**INSTRUCTIONS TO FOLLOW**
Every entry must be given again exactly.

**DATA SECTION**
= = = =
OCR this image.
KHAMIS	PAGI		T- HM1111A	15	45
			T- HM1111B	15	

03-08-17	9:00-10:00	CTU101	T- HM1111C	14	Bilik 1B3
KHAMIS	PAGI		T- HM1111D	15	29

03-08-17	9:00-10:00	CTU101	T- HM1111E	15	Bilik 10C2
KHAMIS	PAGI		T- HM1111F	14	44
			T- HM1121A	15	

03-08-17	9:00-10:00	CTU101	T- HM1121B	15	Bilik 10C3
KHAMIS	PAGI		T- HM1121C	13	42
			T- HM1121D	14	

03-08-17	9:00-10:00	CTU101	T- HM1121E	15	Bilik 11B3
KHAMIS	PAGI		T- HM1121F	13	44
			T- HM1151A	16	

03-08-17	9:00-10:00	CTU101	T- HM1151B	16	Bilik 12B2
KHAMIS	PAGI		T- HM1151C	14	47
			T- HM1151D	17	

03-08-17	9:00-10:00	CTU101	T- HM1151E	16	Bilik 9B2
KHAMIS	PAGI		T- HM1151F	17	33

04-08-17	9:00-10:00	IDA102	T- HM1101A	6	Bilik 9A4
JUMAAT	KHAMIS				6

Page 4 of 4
= = = =
**REPLY TO THE EXERCISE**
OCR this image.
KHAMIS	PAGI		T- HM1111A	15	45
			T- HM1111B	15	

03-08-17	9:00-10:00	CTU101	T- HM1111C	14	Bilik 1B3
KHAMIS	PAGI		T- HM1111D	15	29

03-08-17	9:00-10:00	CTU101	T- HM1111E	15	Bilik 10C2
KHAMIS	PAGI		T- HM1111F	14	44
			T- HM1121A	15	

03-08-17	9:00-10:00	CTU101	T- HM1121B	15	Bilik 10C3
KHAMIS	PAGI		T- HM1121C	13	42
			T- HM1121D	14	

03-08-17	9:00-10:00	CTU101	T- HM1121E	15	Bilik 11B3
KHAMIS	PAGI		T- HM1121F	13	44
			T- HM1151A	16	

03-08-17	9:00-10:00	CTU101	T- HM1151B	16	Bilik 12B2
KHAMIS	PAGI		T- HM1151C	14	47
			T- HM1151D	17	

03-08-17	9:00-10:00	CTU101	T- HM1151E	16	Bilik 9B2
KHAMIS	PAGI		T- HM1151F	17	33

04-08-17	9:00-10:00	IDA102	T- HM1101A	6	Bilik 9A4
JUMAAT	KHAMIS				6

Page 4 of 4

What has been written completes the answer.